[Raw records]
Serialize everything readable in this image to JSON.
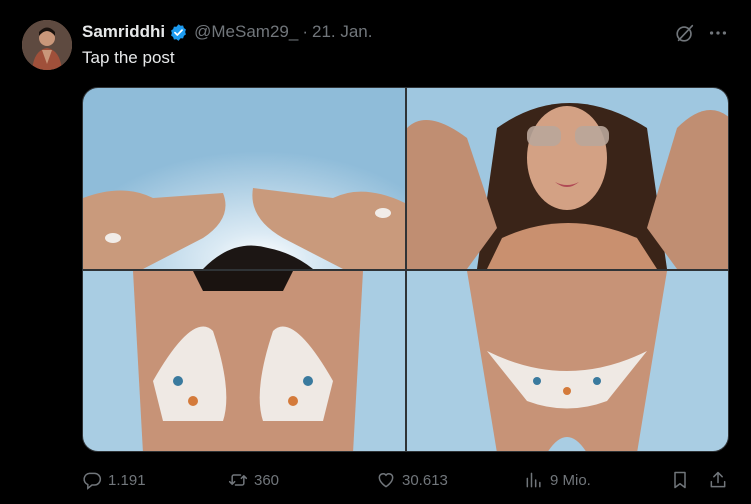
{
  "author": {
    "name": "Samriddhi",
    "handle": "@MeSam29_",
    "separator": "·",
    "date": "21. Jan.",
    "verified": true,
    "badge_color": "#1d9bf0"
  },
  "post": {
    "text": "Tap the post"
  },
  "media": {
    "images": [
      {
        "icon": "photo-hands-sky"
      },
      {
        "icon": "photo-woman-sunglasses"
      },
      {
        "icon": "photo-butterfly-bikini-top"
      },
      {
        "icon": "photo-butterfly-bikini-bottom"
      }
    ]
  },
  "actions": {
    "replies": "1.191",
    "reposts": "360",
    "likes": "30.613",
    "views": "9 Mio."
  },
  "colors": {
    "background": "#000000",
    "text": "#e7e9ea",
    "muted": "#71767b"
  }
}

### What the task requires
Give back all entries exactly. No pictures belong in the copy.

### Output below
Serialize everything readable in this image to JSON.
{
  "author": {
    "name": "Samriddhi",
    "handle": "@MeSam29_",
    "separator": "·",
    "date": "21. Jan.",
    "verified": true,
    "badge_color": "#1d9bf0"
  },
  "post": {
    "text": "Tap the post"
  },
  "media": {
    "images": [
      {
        "icon": "photo-hands-sky"
      },
      {
        "icon": "photo-woman-sunglasses"
      },
      {
        "icon": "photo-butterfly-bikini-top"
      },
      {
        "icon": "photo-butterfly-bikini-bottom"
      }
    ]
  },
  "actions": {
    "replies": "1.191",
    "reposts": "360",
    "likes": "30.613",
    "views": "9 Mio."
  },
  "colors": {
    "background": "#000000",
    "text": "#e7e9ea",
    "muted": "#71767b"
  }
}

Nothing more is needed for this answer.